**Exercise goal**
From the entries below, gather every line containing the string "name".

**Data section**

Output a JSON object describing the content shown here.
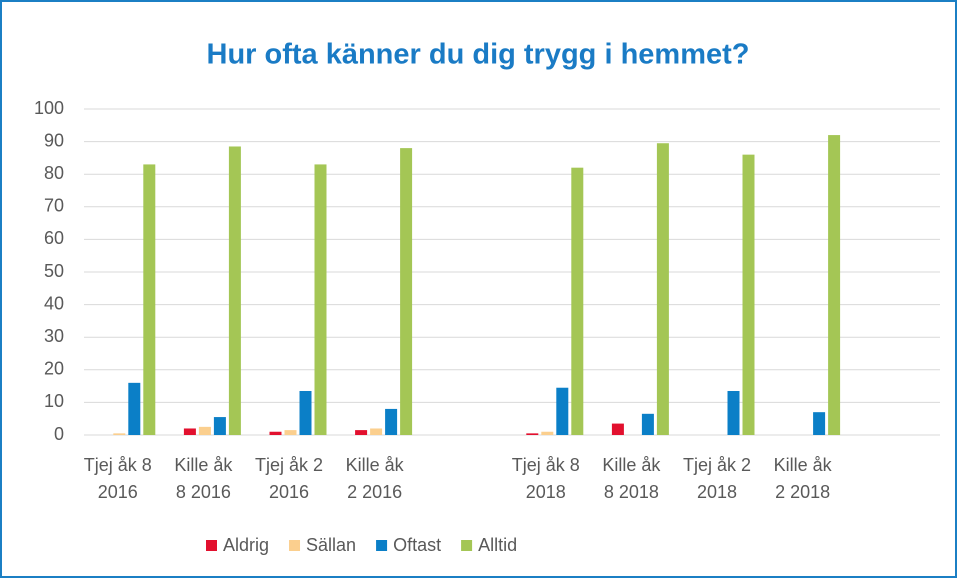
{
  "chart_data": {
    "type": "bar",
    "title": "Hur ofta känner du dig trygg i hemmet?",
    "categories": [
      "Tjej åk 8\n2016",
      "Kille åk\n8 2016",
      "Tjej åk 2\n2016",
      "Kille åk\n2 2016",
      null,
      "Tjej åk 8\n2018",
      "Kille åk\n8 2018",
      "Tjej åk 2\n2018",
      "Kille åk\n2 2018",
      null
    ],
    "series": [
      {
        "name": "Aldrig",
        "color": "#e2102e",
        "values": [
          0,
          2,
          1,
          1.5,
          null,
          0.5,
          3.5,
          0,
          0,
          null
        ]
      },
      {
        "name": "Sällan",
        "color": "#fbcf8e",
        "values": [
          0.5,
          2.5,
          1.5,
          2,
          null,
          1,
          0,
          0,
          0,
          null
        ]
      },
      {
        "name": "Oftast",
        "color": "#0b7fc7",
        "values": [
          16,
          5.5,
          13.5,
          8,
          null,
          14.5,
          6.5,
          13.5,
          7,
          null
        ]
      },
      {
        "name": "Alltid",
        "color": "#a4c655",
        "values": [
          83,
          88.5,
          83,
          88,
          null,
          82,
          89.5,
          86,
          92,
          null
        ]
      }
    ],
    "ylim": [
      0,
      100
    ],
    "yticks": [
      0,
      10,
      20,
      30,
      40,
      50,
      60,
      70,
      80,
      90,
      100
    ],
    "grid": true,
    "legend": "bottom"
  }
}
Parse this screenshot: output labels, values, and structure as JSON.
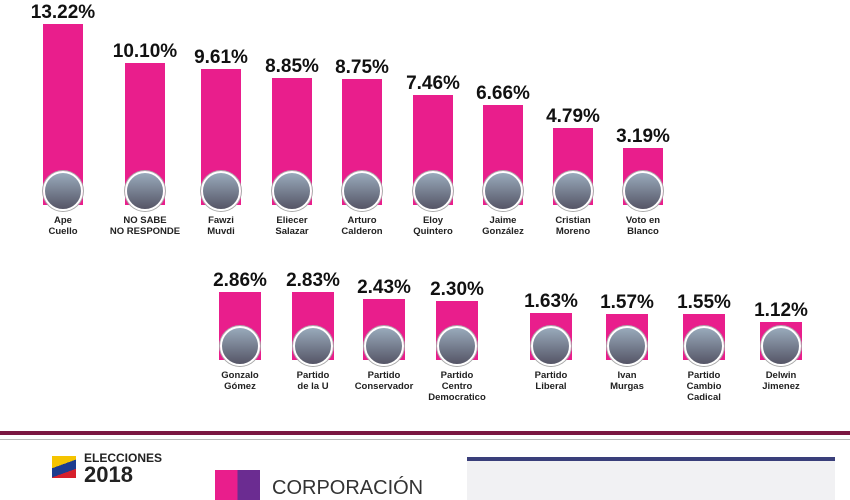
{
  "chart_data": [
    {
      "type": "bar",
      "categories": [
        "Ape\nCuello",
        "NO SABE\nNO RESPONDE",
        "Fawzi\nMuvdi",
        "Eliecer\nSalazar",
        "Arturo\nCalderon",
        "Eloy\nQuintero",
        "Jaime\nGonzález",
        "Cristian\nMoreno",
        "Voto en\nBlanco"
      ],
      "values": [
        13.22,
        10.1,
        9.61,
        8.85,
        8.75,
        7.46,
        6.66,
        4.79,
        3.19
      ],
      "value_labels": [
        "13.22%",
        "10.10%",
        "9.61%",
        "8.85%",
        "8.75%",
        "7.46%",
        "6.66%",
        "4.79%",
        "3.19%"
      ],
      "color": "#e91e8c"
    },
    {
      "type": "bar",
      "categories": [
        "Gonzalo\nGómez",
        "Partido\nde la U",
        "Partido\nConservador",
        "Partido\nCentro\nDemocratico",
        "Partido\nLiberal",
        "Ivan\nMurgas",
        "Partido\nCambio\nCadical",
        "Delwin\nJimenez"
      ],
      "values": [
        2.86,
        2.83,
        2.43,
        2.3,
        1.63,
        1.57,
        1.55,
        1.12
      ],
      "value_labels": [
        "2.86%",
        "2.83%",
        "2.43%",
        "2.30%",
        "1.63%",
        "1.57%",
        "1.55%",
        "1.12%"
      ],
      "color": "#e91e8c"
    }
  ],
  "footer": {
    "election": "ELECCIONES",
    "year": "2018",
    "company": "CORPORACIÓN"
  }
}
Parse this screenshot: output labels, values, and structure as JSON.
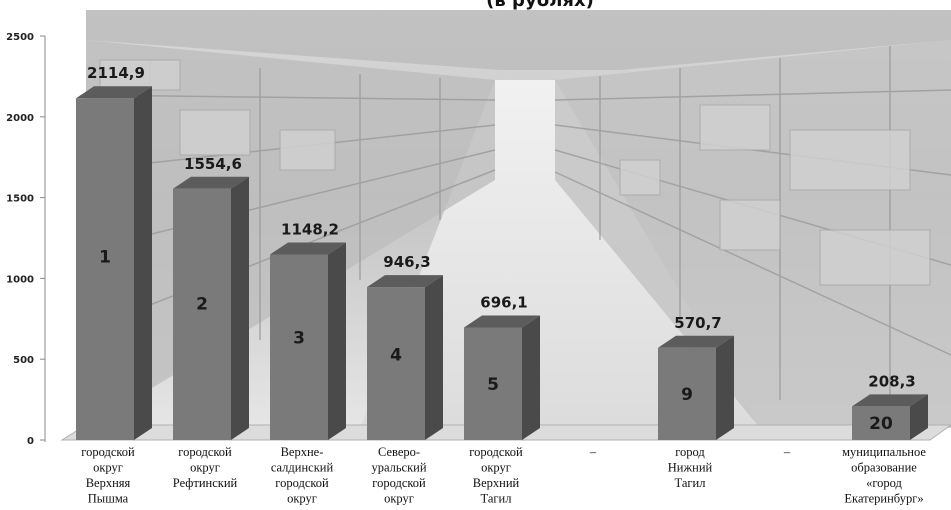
{
  "chart_data": {
    "type": "bar",
    "title": "(в рублях)",
    "ylim": [
      0,
      2500
    ],
    "yticks": [
      "0",
      "500",
      "1000",
      "1500",
      "2000",
      "2500"
    ],
    "grid": false,
    "legend": "none",
    "categories": [
      [
        "городской",
        "округ",
        "Верхняя",
        "Пышма"
      ],
      [
        "городской",
        "округ",
        "Рефтинский"
      ],
      [
        "Верхне-",
        "салдинский",
        "городской",
        "округ"
      ],
      [
        "Северо-",
        "уральский",
        "городской",
        "округ"
      ],
      [
        "городской",
        "округ",
        "Верхний",
        "Тагил"
      ],
      [
        "–"
      ],
      [
        "город",
        "Нижний",
        "Тагил"
      ],
      [
        "–"
      ],
      [
        "муниципальное",
        "образование",
        "«город",
        "Екатеринбург»"
      ]
    ],
    "values": [
      2114.9,
      1554.6,
      1148.2,
      946.3,
      696.1,
      null,
      570.7,
      null,
      208.3
    ],
    "value_labels": [
      "2114,9",
      "1554,6",
      "1148,2",
      "946,3",
      "696,1",
      "",
      "570,7",
      "",
      "208,3"
    ],
    "ranks": [
      "1",
      "2",
      "3",
      "4",
      "5",
      "",
      "9",
      "",
      "20"
    ],
    "colors": {
      "bar_front": "#7a7a7a",
      "bar_side": "#4a4a4a",
      "bar_top": "#5c5c5c",
      "floor": "#d7d7d7"
    }
  }
}
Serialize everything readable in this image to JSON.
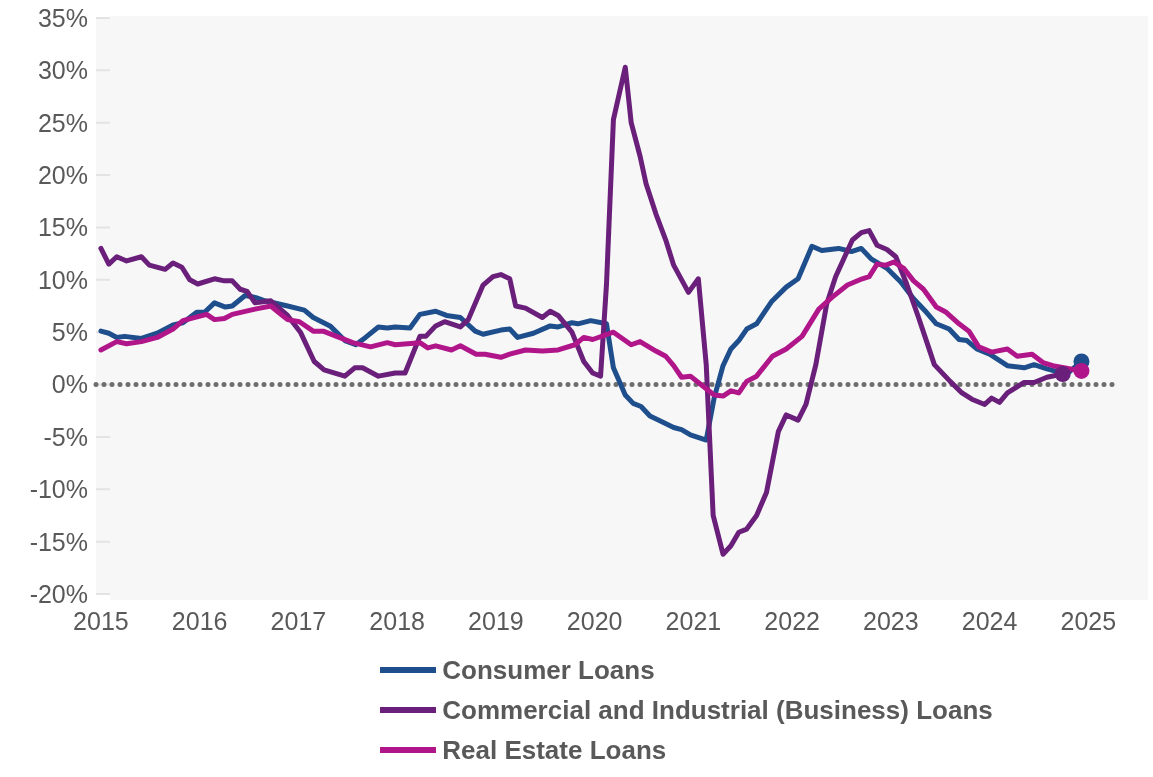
{
  "chart_data": {
    "type": "line",
    "xlim": [
      2014.95,
      2025.3
    ],
    "xticks": [
      2015,
      2016,
      2017,
      2018,
      2019,
      2020,
      2021,
      2022,
      2023,
      2024,
      2025
    ],
    "ylim": [
      -20,
      35
    ],
    "yticks": [
      {
        "value": -20,
        "label": "-20%"
      },
      {
        "value": -15,
        "label": "-15%"
      },
      {
        "value": -10,
        "label": "-10%"
      },
      {
        "value": -5,
        "label": "-5%"
      },
      {
        "value": 0,
        "label": "0%"
      },
      {
        "value": 5,
        "label": "5%"
      },
      {
        "value": 10,
        "label": "10%"
      },
      {
        "value": 15,
        "label": "15%"
      },
      {
        "value": 20,
        "label": "20%"
      },
      {
        "value": 25,
        "label": "25%"
      },
      {
        "value": 30,
        "label": "30%"
      },
      {
        "value": 35,
        "label": "35%"
      }
    ],
    "grid": "y",
    "legend": "bottom",
    "marker": "none",
    "line_style": "solid",
    "ref_lines": [
      {
        "axis": "y",
        "value": 0,
        "color": "#6e6e6e",
        "line_style": "dotted"
      }
    ],
    "series": [
      {
        "name": "Consumer Loans",
        "color": "#1f4e8c",
        "x": [
          2015.0,
          2015.08,
          2015.16,
          2015.24,
          2015.41,
          2015.57,
          2015.73,
          2015.83,
          2015.97,
          2016.05,
          2016.15,
          2016.26,
          2016.33,
          2016.46,
          2016.57,
          2016.66,
          2016.89,
          2017.06,
          2017.15,
          2017.32,
          2017.47,
          2017.58,
          2017.68,
          2017.81,
          2017.9,
          2017.98,
          2018.13,
          2018.23,
          2018.39,
          2018.5,
          2018.64,
          2018.79,
          2018.87,
          2019.05,
          2019.14,
          2019.22,
          2019.38,
          2019.55,
          2019.63,
          2019.77,
          2019.83,
          2019.96,
          2020.12,
          2020.19,
          2020.31,
          2020.39,
          2020.47,
          2020.56,
          2020.65,
          2020.8,
          2020.88,
          2020.97,
          2021.13,
          2021.21,
          2021.3,
          2021.38,
          2021.46,
          2021.54,
          2021.64,
          2021.79,
          2021.94,
          2022.06,
          2022.2,
          2022.3,
          2022.47,
          2022.6,
          2022.7,
          2022.8,
          2022.96,
          2023.1,
          2023.23,
          2023.36,
          2023.46,
          2023.59,
          2023.69,
          2023.77,
          2023.87,
          2024.0,
          2024.18,
          2024.35,
          2024.45,
          2024.58,
          2024.78,
          2024.93
        ],
        "values": [
          5.1,
          4.9,
          4.5,
          4.6,
          4.4,
          4.9,
          5.7,
          5.9,
          6.9,
          6.9,
          7.8,
          7.4,
          7.5,
          8.5,
          8.3,
          8.0,
          7.5,
          7.1,
          6.4,
          5.6,
          4.2,
          3.8,
          4.5,
          5.5,
          5.4,
          5.5,
          5.4,
          6.7,
          7.0,
          6.6,
          6.4,
          5.1,
          4.8,
          5.2,
          5.3,
          4.5,
          4.9,
          5.6,
          5.5,
          5.9,
          5.8,
          6.1,
          5.8,
          1.6,
          -1.0,
          -1.8,
          -2.1,
          -3.0,
          -3.4,
          -4.1,
          -4.3,
          -4.8,
          -5.3,
          -1.3,
          1.8,
          3.4,
          4.2,
          5.3,
          5.8,
          7.9,
          9.3,
          10.1,
          13.2,
          12.8,
          13.0,
          12.7,
          13.0,
          12.0,
          11.1,
          9.8,
          8.2,
          6.9,
          5.8,
          5.3,
          4.3,
          4.2,
          3.4,
          2.9,
          1.8,
          1.6,
          1.9,
          1.5,
          1.0,
          2.2
        ]
      },
      {
        "name": "Commercial and Industrial (Business) Loans",
        "color": "#6a1f7a",
        "x": [
          2015.0,
          2015.08,
          2015.16,
          2015.26,
          2015.41,
          2015.49,
          2015.65,
          2015.73,
          2015.82,
          2015.9,
          2015.98,
          2016.15,
          2016.25,
          2016.33,
          2016.41,
          2016.48,
          2016.56,
          2016.72,
          2016.89,
          2017.02,
          2017.16,
          2017.26,
          2017.47,
          2017.57,
          2017.65,
          2017.81,
          2017.98,
          2018.08,
          2018.23,
          2018.29,
          2018.39,
          2018.48,
          2018.64,
          2018.72,
          2018.87,
          2018.97,
          2019.05,
          2019.14,
          2019.2,
          2019.3,
          2019.47,
          2019.55,
          2019.63,
          2019.77,
          2019.89,
          2019.98,
          2020.06,
          2020.12,
          2020.19,
          2020.31,
          2020.37,
          2020.46,
          2020.52,
          2020.62,
          2020.72,
          2020.8,
          2020.95,
          2021.05,
          2021.13,
          2021.2,
          2021.3,
          2021.38,
          2021.46,
          2021.54,
          2021.64,
          2021.74,
          2021.86,
          2021.94,
          2022.06,
          2022.14,
          2022.24,
          2022.35,
          2022.44,
          2022.61,
          2022.7,
          2022.78,
          2022.86,
          2022.96,
          2023.05,
          2023.16,
          2023.28,
          2023.38,
          2023.44,
          2023.6,
          2023.72,
          2023.82,
          2023.95,
          2024.02,
          2024.1,
          2024.18,
          2024.35,
          2024.45,
          2024.58,
          2024.74
        ],
        "values": [
          13.0,
          11.5,
          12.2,
          11.8,
          12.2,
          11.4,
          11.0,
          11.6,
          11.2,
          10.0,
          9.6,
          10.1,
          9.9,
          9.9,
          9.1,
          8.9,
          7.8,
          8.0,
          6.6,
          5.0,
          2.2,
          1.4,
          0.8,
          1.6,
          1.6,
          0.8,
          1.1,
          1.1,
          4.6,
          4.6,
          5.6,
          6.0,
          5.5,
          6.2,
          9.5,
          10.3,
          10.5,
          10.1,
          7.5,
          7.3,
          6.4,
          7.0,
          6.6,
          5.0,
          2.2,
          1.1,
          0.8,
          9.6,
          25.3,
          30.3,
          25.0,
          21.8,
          19.2,
          16.3,
          13.8,
          11.4,
          8.8,
          10.1,
          1.9,
          -12.5,
          -16.2,
          -15.4,
          -14.1,
          -13.8,
          -12.5,
          -10.3,
          -4.5,
          -2.9,
          -3.4,
          -1.9,
          1.9,
          7.7,
          10.3,
          13.8,
          14.5,
          14.7,
          13.3,
          12.9,
          12.2,
          9.6,
          6.4,
          3.6,
          1.9,
          0.3,
          -0.8,
          -1.4,
          -1.9,
          -1.3,
          -1.7,
          -0.8,
          0.2,
          0.2,
          0.7,
          1.0
        ]
      },
      {
        "name": "Real Estate Loans",
        "color": "#b0168a",
        "x": [
          2015.0,
          2015.16,
          2015.26,
          2015.41,
          2015.57,
          2015.73,
          2015.83,
          2016.07,
          2016.15,
          2016.25,
          2016.33,
          2016.56,
          2016.72,
          2016.81,
          2016.89,
          2017.01,
          2017.15,
          2017.25,
          2017.55,
          2017.73,
          2017.9,
          2017.98,
          2018.23,
          2018.31,
          2018.39,
          2018.55,
          2018.64,
          2018.8,
          2018.89,
          2019.05,
          2019.14,
          2019.3,
          2019.47,
          2019.63,
          2019.8,
          2019.89,
          2019.98,
          2020.19,
          2020.37,
          2020.46,
          2020.62,
          2020.72,
          2020.8,
          2020.88,
          2020.97,
          2021.05,
          2021.21,
          2021.3,
          2021.38,
          2021.46,
          2021.54,
          2021.64,
          2021.8,
          2021.94,
          2022.1,
          2022.27,
          2022.4,
          2022.56,
          2022.71,
          2022.78,
          2022.86,
          2022.95,
          2023.03,
          2023.13,
          2023.23,
          2023.33,
          2023.46,
          2023.56,
          2023.69,
          2023.79,
          2023.89,
          2024.02,
          2024.18,
          2024.28,
          2024.43,
          2024.54,
          2024.64,
          2024.93
        ],
        "values": [
          3.3,
          4.1,
          3.9,
          4.1,
          4.5,
          5.3,
          6.1,
          6.7,
          6.2,
          6.3,
          6.7,
          7.2,
          7.5,
          6.8,
          6.2,
          6.0,
          5.1,
          5.1,
          4.0,
          3.6,
          4.0,
          3.8,
          4.0,
          3.5,
          3.7,
          3.3,
          3.7,
          2.9,
          2.9,
          2.6,
          2.9,
          3.3,
          3.2,
          3.3,
          3.8,
          4.5,
          4.3,
          5.0,
          3.8,
          4.1,
          3.2,
          2.7,
          1.8,
          0.7,
          0.8,
          0.2,
          -1.0,
          -1.1,
          -0.6,
          -0.8,
          0.3,
          0.8,
          2.7,
          3.4,
          4.6,
          7.2,
          8.3,
          9.5,
          10.1,
          10.3,
          11.5,
          11.4,
          11.7,
          11.1,
          9.9,
          9.1,
          7.4,
          6.9,
          5.8,
          5.1,
          3.6,
          3.1,
          3.4,
          2.7,
          2.9,
          2.1,
          1.8,
          1.3
        ]
      }
    ]
  }
}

**Complete output**
        "name": "Aldrig",
        "name": "Sällan",
        "name": "Oftast",
        "name": "Alltid",
        "name": "Consumer Loans",
        "name": "Commercial and Industrial (Business) Loans",
        "name": "Real Estate Loans",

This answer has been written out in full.